-------- Provided entries
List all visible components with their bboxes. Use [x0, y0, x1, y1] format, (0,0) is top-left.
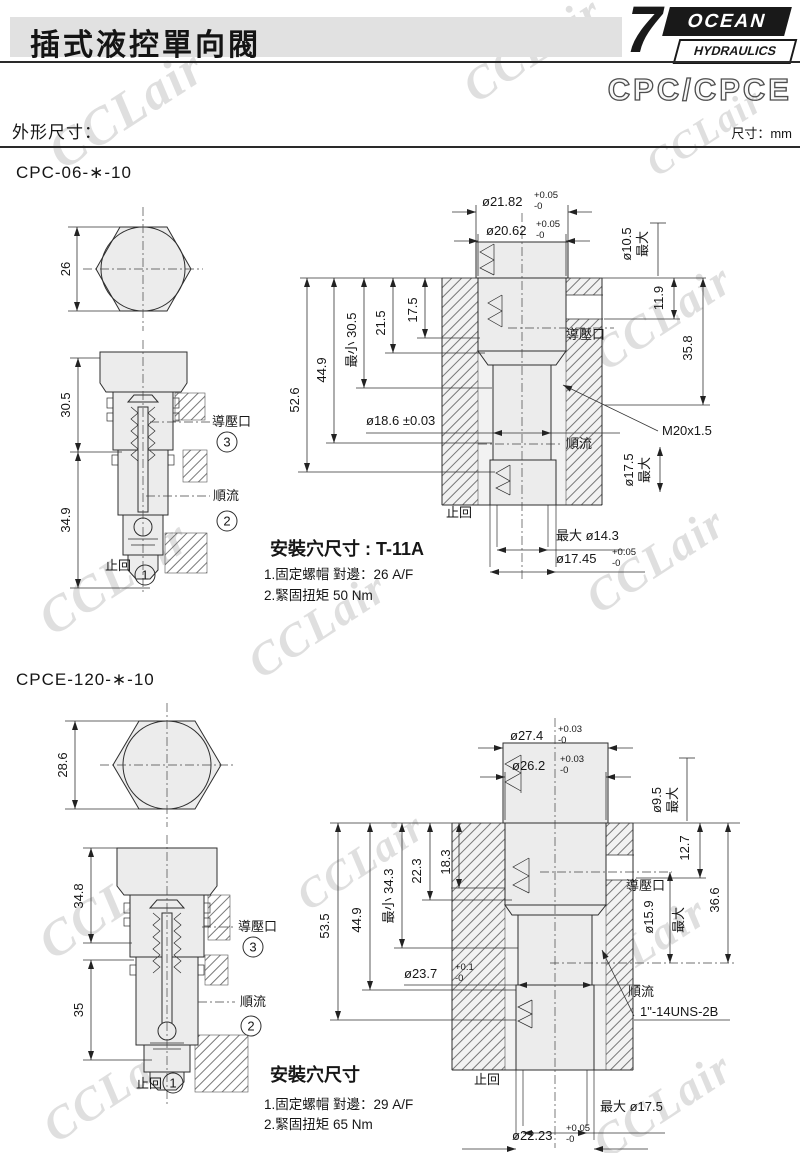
- fig2-bore2-tol-minus: -0: [560, 765, 568, 776]
- fig2-bottom-bore2-dim: ø22.23: [512, 1128, 552, 1143]
- fig2-bottom-bore2-tol-plus: +0.05: [566, 1123, 590, 1134]
- fig1-flow-port-label: 順流: [213, 488, 239, 503]
- fig1-total-depth-dim: 52.6: [287, 387, 302, 412]
- fig2-mid-bore-dim: ø15.9: [641, 900, 656, 933]
- fig1-out-bore-dim: ø17.5: [621, 453, 636, 486]
- fig2-depth4-dim: 22.3: [409, 858, 424, 883]
- fig1-port-1: 1: [141, 568, 148, 583]
- fig1-cavity-pilot-label: 導壓口: [566, 327, 605, 342]
- fig1-bottom-bore1-dim: 最大 ø14.3: [556, 528, 619, 543]
- fig2-depth2-dim: 44.9: [349, 907, 364, 932]
- fig2-bore2-dim: ø26.2: [512, 758, 545, 773]
- fig2-cavity-check-label: 止回: [474, 1072, 500, 1087]
- fig1-bore1-dim: ø21.82: [482, 194, 522, 209]
- fig1-note-2: 2.緊固扭矩 50 Nm: [264, 588, 373, 603]
- fig2-bore1-tol-plus: +0.03: [558, 724, 582, 735]
- fig1-valve-section: 30.5 34.9 導壓口 3 順流 2 止回 1: [58, 340, 251, 595]
- brand-name: OCEAN: [662, 7, 792, 36]
- fig2-cavity-title: 安裝穴尺寸: [270, 1064, 360, 1085]
- fig2-length-top-dim: 34.8: [71, 883, 86, 908]
- fig2-port-3: 3: [249, 940, 256, 955]
- fig2-valve-section: 34.8 35 導壓口 3 順流 2 止回 1: [71, 835, 277, 1105]
- fig1-bore2-dim: ø20.62: [486, 223, 526, 238]
- fig1-bore2-tol-minus: -0: [536, 230, 544, 241]
- fig2-hex-view: 28.6: [55, 703, 234, 827]
- catalog-page: CCLair CCLair CCLair CCLair CCLair CCLai…: [0, 0, 800, 1153]
- fig1-depth2-dim: 44.9: [314, 357, 329, 382]
- fig2-pilot-port-label: 導壓口: [238, 919, 277, 934]
- brand-sub: HYDRAULICS: [675, 41, 795, 62]
- fig1-bore1-tol-minus: -0: [534, 201, 542, 212]
- fig1-bottom-bore2-tol-plus: +0.05: [612, 547, 636, 558]
- fig1-cavity-flow-label: 順流: [566, 436, 592, 451]
- fig1-length-top-dim: 30.5: [58, 392, 73, 417]
- fig2-seat-bore-tol-minus: -0: [455, 973, 463, 984]
- fig2-thread-depth-dim: 36.6: [707, 887, 722, 912]
- fig1-model: CPC-06-∗-10: [16, 163, 132, 182]
- fig1-depth5-dim: 17.5: [405, 297, 420, 322]
- fig1-hex-af-dim: 26: [58, 262, 73, 276]
- fig1-pilot-port-label: 導壓口: [212, 414, 251, 429]
- fig2-bore2-tol-plus: +0.03: [560, 754, 584, 765]
- fig1-bore2-tol-plus: +0.05: [536, 219, 560, 230]
- brand-logo: 7 OCEAN HYDRAULICS: [626, 2, 794, 64]
- fig1-bottom-bore2-dim: ø17.45: [556, 551, 596, 566]
- fig1-pilot-bore-dim: ø10.5: [619, 227, 634, 260]
- fig2-port-2: 2: [247, 1019, 254, 1034]
- fig1-bore1-tol-plus: +0.05: [534, 190, 558, 201]
- fig2-note-2: 2.緊固扭矩 65 Nm: [264, 1117, 373, 1132]
- fig2-model: CPCE-120-∗-10: [16, 670, 155, 689]
- fig2-pilot-bore-dim: ø9.5: [649, 787, 664, 813]
- fig2-seat-bore-tol-plus: +0.1: [455, 962, 474, 973]
- fig2-depth3-dim: 最小 34.3: [381, 869, 396, 924]
- fig2-bottom-bore2-tol-minus: -0: [566, 1134, 574, 1145]
- fig1-length-bottom-dim: 34.9: [58, 507, 73, 532]
- section-label: 外形尺寸：: [12, 118, 102, 143]
- fig2-seat-bore-dim: ø23.7: [404, 966, 437, 981]
- fig2-port-1: 1: [169, 1076, 176, 1091]
- fig1-note-1: 1.固定螺帽 對邊：26 A/F: [264, 567, 413, 582]
- fig1-cavity-section: ø21.82 +0.05 -0 ø20.62 +0.05 -0 ø10.5 最大…: [287, 190, 712, 580]
- fig2-pilot-depth-dim: 12.7: [677, 835, 692, 860]
- fig2-bore1-tol-minus: -0: [558, 735, 566, 746]
- fig2-thread-spec: 1"-14UNS-2B: [640, 1004, 718, 1019]
- fig1-hex-view: 26: [58, 207, 203, 331]
- section-divider: [0, 146, 800, 148]
- fig2-depth5-dim: 18.3: [438, 849, 453, 874]
- fig1-seat-bore-dim: ø18.6 ±0.03: [366, 413, 435, 428]
- page-title: 插式液控單向閥: [30, 20, 261, 64]
- fig2-note-1: 1.固定螺帽 對邊：29 A/F: [264, 1097, 413, 1112]
- fig2-pilot-bore-max: 最大: [665, 787, 680, 813]
- fig2-cavity-flow-label: 順流: [628, 984, 654, 999]
- fig1-pilot-depth-dim: 11.9: [651, 286, 666, 310]
- fig2-bottom-bore1-dim: 最大 ø17.5: [600, 1099, 663, 1114]
- fig1-check-port-label: 止回: [105, 558, 131, 573]
- fig1-thread-spec: M20x1.5: [662, 423, 712, 438]
- fig1-thread-depth-dim: 35.8: [680, 335, 695, 360]
- fig1-out-bore-max: 最大: [637, 457, 652, 483]
- fig1-drawing: CPC-06-∗-10 26: [0, 155, 800, 660]
- fig1-port-3: 3: [223, 435, 230, 450]
- fig2-bore1-dim: ø27.4: [510, 728, 543, 743]
- fig2-flow-port-label: 順流: [240, 994, 266, 1009]
- fig1-cavity-title: 安裝穴尺寸 : T-11A: [270, 538, 424, 559]
- series-code: CPC/CPCE: [608, 72, 792, 108]
- fig2-length-bottom-dim: 35: [71, 1003, 86, 1017]
- unit-label: 尺寸：mm: [731, 123, 792, 142]
- fig1-depth3-dim: 最小 30.5: [344, 313, 359, 368]
- fig1-port-2: 2: [223, 514, 230, 529]
- fig1-bottom-bore2-tol-minus: -0: [612, 558, 620, 569]
- fig2-mid-bore-max: 最大: [671, 907, 686, 933]
- fig1-pilot-bore-max: 最大: [635, 231, 650, 257]
- fig2-hex-af-dim: 28.6: [55, 752, 70, 777]
- fig2-cavity-pilot-label: 導壓口: [626, 878, 665, 893]
- fig2-check-port-label: 止回: [136, 1076, 162, 1091]
- fig2-drawing: CPCE-120-∗-10 28.6: [0, 660, 800, 1153]
- fig2-cavity-section: ø27.4 +0.03 -0 ø26.2 +0.03 -0 ø9.5 最大 12…: [317, 718, 740, 1149]
- fig2-total-depth-dim: 53.5: [317, 913, 332, 938]
- fig1-cavity-check-label: 止回: [446, 505, 472, 520]
- fig1-depth4-dim: 21.5: [373, 310, 388, 335]
- header-divider: [0, 61, 800, 63]
- brand-name-box: OCEAN: [662, 7, 792, 36]
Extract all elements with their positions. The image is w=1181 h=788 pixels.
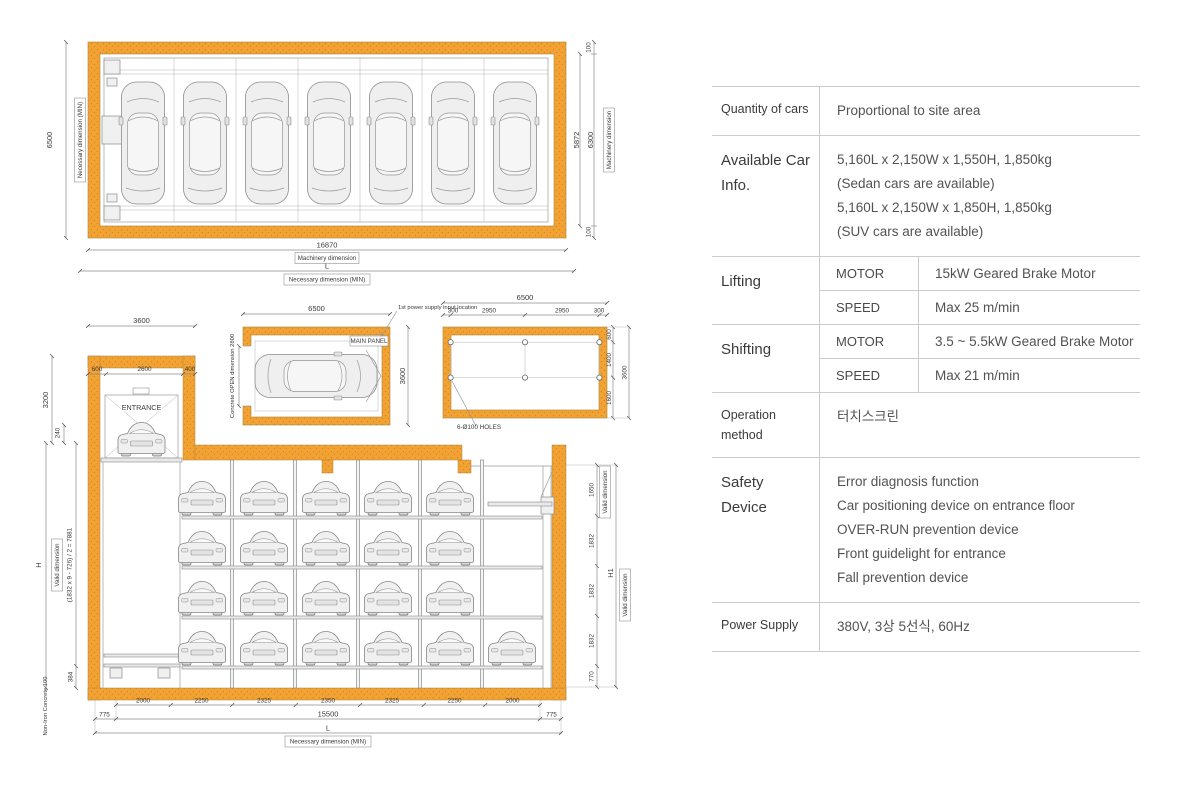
- spec-table: Quantity of cars Proportional to site ar…: [712, 86, 1140, 652]
- lift-shaft: [103, 462, 180, 688]
- table-row-shifting: Shifting MOTOR 3.5 ~ 5.5kW Geared Brake …: [712, 324, 1140, 392]
- car-top-icon: [491, 82, 539, 204]
- dim-offset-right: 775: [546, 712, 557, 719]
- dim-tower-floor: 240: [55, 427, 62, 438]
- value-line: Car positioning device on entrance floor: [837, 494, 1132, 518]
- dim-bay: 2350: [321, 698, 336, 705]
- row-value: Error diagnosis function Car positioning…: [820, 458, 1140, 602]
- car-front-icon: [241, 632, 288, 666]
- dim-valid-left-label: Valid dimension: [52, 539, 63, 591]
- car-front-icon: [179, 582, 226, 616]
- dim-plan-inner-depth: 5872: [572, 132, 581, 149]
- car-front-icon: [179, 532, 226, 566]
- car-front-icon: [365, 632, 412, 666]
- sub-value: Max 25 m/min: [919, 291, 1140, 324]
- car-front-icon: [427, 632, 474, 666]
- car-front-icon: [303, 532, 350, 566]
- svg-text:Valid dimension: Valid dimension: [54, 543, 61, 587]
- svg-text:Necessary dimension (MIN): Necessary dimension (MIN): [77, 102, 84, 178]
- row-label: Available Car Info.: [712, 136, 820, 256]
- dim-pit-depth: 3600: [398, 368, 407, 385]
- car-front-icon: [427, 482, 474, 516]
- row-label: Lifting: [712, 257, 820, 324]
- sub-row: MOTOR 15kW Geared Brake Motor: [820, 257, 1140, 290]
- dim-bay: 2325: [385, 698, 400, 705]
- car-top-icon: [255, 352, 377, 400]
- foundation-plan-diagram: 6500 300 2950 2950 300 600 1400 1600 360…: [443, 293, 629, 431]
- dim-foundation-sub: 2950: [482, 308, 497, 315]
- dim-elevation-H: H: [34, 562, 43, 567]
- sub-key: MOTOR: [820, 257, 919, 290]
- dim-necessary-label: Necessary dimension (MIN): [285, 736, 371, 747]
- dim-elevation-right: 1832: [589, 534, 596, 549]
- entrance-bay: ENTRANCE: [101, 388, 182, 462]
- car-front-icon: [303, 582, 350, 616]
- holes-label: 6-Ø100 HOLES: [457, 424, 501, 431]
- dim-elevation-H1: H1: [606, 568, 615, 578]
- sub-key: MOTOR: [820, 325, 919, 358]
- dim-bay: 2000: [505, 698, 520, 705]
- value-line: Fall prevention device: [837, 566, 1132, 590]
- car-front-icon: [427, 532, 474, 566]
- dim-foundation-right: 600: [606, 329, 613, 340]
- dim-concrete-open: Concrete OPEN dimension 2800: [230, 334, 236, 418]
- value-line: 5,160L x 2,150W x 1,850H, 1,850kg: [837, 196, 1132, 220]
- dim-bay: 2000: [136, 698, 151, 705]
- dim-total-width: 15500: [318, 710, 339, 719]
- sub-value: Max 21 m/min: [919, 359, 1140, 392]
- car-front-icon: [303, 632, 350, 666]
- table-row-operation: Operation method 터치스크린: [712, 392, 1140, 457]
- dim-overall-L: L: [326, 724, 330, 733]
- svg-text:Machinery dimension: Machinery dimension: [606, 110, 613, 169]
- dim-elevation-right: 1832: [589, 634, 596, 649]
- table-row-power: Power Supply 380V, 3상 5선식, 60Hz: [712, 602, 1140, 651]
- dim-valid-right2-label: Valid dimension: [620, 569, 631, 621]
- value-line: (Sedan cars are available): [837, 172, 1132, 196]
- dim-foundation-sub: 300: [594, 308, 605, 315]
- dim-offset-left: 775: [99, 712, 110, 719]
- value-line: OVER-RUN prevention device: [837, 518, 1132, 542]
- row-label: Quantity of cars: [712, 87, 820, 135]
- dim-elevation-right: 1832: [589, 584, 596, 599]
- car-top-icon: [367, 82, 415, 204]
- row-label: Shifting: [712, 325, 820, 392]
- plan-view-diagram: 6500 Necessary dimension (MIN) 100 100 5…: [45, 42, 615, 285]
- sub-row: SPEED Max 25 m/min: [820, 290, 1140, 324]
- sub-value: 3.5 ~ 5.5kW Geared Brake Motor: [919, 325, 1140, 358]
- value-line: (SUV cars are available): [837, 220, 1132, 244]
- car-front-icon: [241, 582, 288, 616]
- row-value: 380V, 3상 5선식, 60Hz: [820, 603, 1140, 651]
- car-top-icon: [181, 82, 229, 204]
- power-supply-note: 1st power supply input location: [398, 305, 477, 311]
- dim-foundation-right: 1400: [606, 353, 613, 368]
- svg-text:Valid dimension: Valid dimension: [622, 573, 629, 617]
- sub-key: SPEED: [820, 359, 919, 392]
- row-label: Safety Device: [712, 458, 820, 602]
- car-front-icon: [118, 423, 165, 457]
- dim-pit-width: 6500: [308, 304, 325, 313]
- dim-plan-machinery-label: Machinery dimension: [604, 108, 615, 172]
- car-front-icon: [303, 482, 350, 516]
- table-row-quantity: Quantity of cars Proportional to site ar…: [712, 86, 1140, 135]
- value-line: 5,160L x 2,150W x 1,550H, 1,850kg: [837, 148, 1132, 172]
- svg-text:Necessary dimension (MIN): Necessary dimension (MIN): [290, 739, 366, 746]
- table-row-safety: Safety Device Error diagnosis function C…: [712, 457, 1140, 602]
- dim-plan-depth-label: Necessary dimension (MIN): [75, 98, 86, 182]
- car-front-icon: [241, 532, 288, 566]
- dim-plan-necessary-label: Necessary dimension (MIN): [284, 274, 370, 285]
- car-top-icon: [429, 82, 477, 204]
- dim-elevation-right: 1650: [589, 483, 596, 498]
- car-front-icon: [489, 632, 536, 666]
- dim-foundation-width: 6500: [517, 293, 534, 302]
- car-front-icon: [365, 482, 412, 516]
- dim-valid-right-label: Valid dimension: [600, 466, 611, 518]
- dim-tower-sub: 2600: [137, 366, 152, 373]
- car-front-icon: [427, 582, 474, 616]
- car-front-icon: [179, 632, 226, 666]
- dim-foundation-right: 1600: [606, 391, 613, 406]
- sub-key: SPEED: [820, 291, 919, 324]
- dim-tower-sub: 600: [92, 366, 103, 373]
- value-line: Error diagnosis function: [837, 470, 1132, 494]
- dim-bay: 2325: [257, 698, 272, 705]
- sub-row: MOTOR 3.5 ~ 5.5kW Geared Brake Motor: [820, 325, 1140, 358]
- dim-elevation-formula: (1832 x 9 - 726) / 2 = 7881: [67, 527, 74, 602]
- dim-elevation-right: 770: [589, 671, 596, 682]
- table-row-available-car: Available Car Info. 5,160L x 2,150W x 1,…: [712, 135, 1140, 256]
- car-front-icon: [365, 582, 412, 616]
- row-value: 5,160L x 2,150W x 1,550H, 1,850kg (Sedan…: [820, 136, 1140, 256]
- dim-plan-width: 16870: [317, 241, 338, 250]
- car-front-icon: [179, 482, 226, 516]
- dim-tower-height: 3200: [41, 392, 50, 409]
- row-label: Operation method: [712, 393, 820, 457]
- value-line: Front guidelight for entrance: [837, 542, 1132, 566]
- dim-plan-offset-top: 100: [586, 42, 593, 53]
- dim-bay: 2250: [447, 698, 462, 705]
- dim-plan-outer-depth: 6300: [586, 132, 595, 149]
- dim-foundation-sub: 300: [448, 308, 459, 315]
- svg-text:MAIN PANEL: MAIN PANEL: [350, 338, 388, 345]
- pit-plan-diagram: MAIN PANEL 1st power supply input locati…: [230, 304, 477, 425]
- dim-elevation-floor: 384: [68, 671, 75, 682]
- pit-car: [255, 352, 377, 400]
- dim-foundation-total-depth: 3600: [622, 365, 629, 380]
- car-front-icon: [365, 532, 412, 566]
- dim-plan-offset-bottom: 100: [586, 226, 593, 237]
- entrance-label: ENTRANCE: [122, 403, 162, 412]
- svg-text:Valid dimension: Valid dimension: [602, 470, 609, 514]
- technical-drawings: 6500 Necessary dimension (MIN) 100 100 5…: [0, 0, 700, 788]
- sub-row: SPEED Max 21 m/min: [820, 358, 1140, 392]
- concrete-note: Non-Iron Concrete 100: [43, 677, 49, 736]
- dim-foundation-sub: 2950: [555, 308, 570, 315]
- dim-tower-width: 3600: [133, 316, 150, 325]
- car-front-icon: [241, 482, 288, 516]
- dim-plan-L: L: [325, 262, 329, 271]
- car-top-icon: [243, 82, 291, 204]
- dim-bay: 2250: [194, 698, 209, 705]
- sub-value: 15kW Geared Brake Motor: [919, 257, 1140, 290]
- row-label: Power Supply: [712, 603, 820, 651]
- main-panel-label: MAIN PANEL: [350, 336, 388, 346]
- dim-tower-sub: 400: [185, 366, 196, 373]
- row-value: Proportional to site area: [820, 87, 1140, 135]
- row-value: 터치스크린: [820, 393, 1140, 457]
- table-row-lifting: Lifting MOTOR 15kW Geared Brake Motor SP…: [712, 256, 1140, 324]
- svg-text:Necessary dimension (MIN): Necessary dimension (MIN): [289, 277, 365, 284]
- car-top-icon: [305, 82, 353, 204]
- dim-plan-depth: 6500: [45, 132, 54, 149]
- car-top-icon: [119, 82, 167, 204]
----------------
Please rewrite the items from the line with "- spec-table: Quantity" to the line with "- car-front-icon: [303, 532, 350, 566]", changing "Valid dimension" to "Usable dimension" and leaving everything else the same.

- spec-table: Quantity of cars Proportional to site ar…: [712, 86, 1140, 652]
- lift-shaft: [103, 462, 180, 688]
- table-row-shifting: Shifting MOTOR 3.5 ~ 5.5kW Geared Brake …: [712, 324, 1140, 392]
- car-top-icon: [491, 82, 539, 204]
- dim-offset-right: 775: [546, 712, 557, 719]
- dim-tower-floor: 240: [55, 427, 62, 438]
- value-line: Car positioning device on entrance floor: [837, 494, 1132, 518]
- dim-bay: 2350: [321, 698, 336, 705]
- row-value: Error diagnosis function Car positioning…: [820, 458, 1140, 602]
- car-front-icon: [241, 632, 288, 666]
- dim-valid-left-label: Usable dimension: [52, 539, 63, 591]
- car-front-icon: [179, 582, 226, 616]
- dim-plan-inner-depth: 5872: [572, 132, 581, 149]
- car-front-icon: [179, 532, 226, 566]
- car-front-icon: [365, 632, 412, 666]
- sub-value: Max 25 m/min: [919, 291, 1140, 324]
- car-front-icon: [427, 632, 474, 666]
- car-front-icon: [303, 532, 350, 566]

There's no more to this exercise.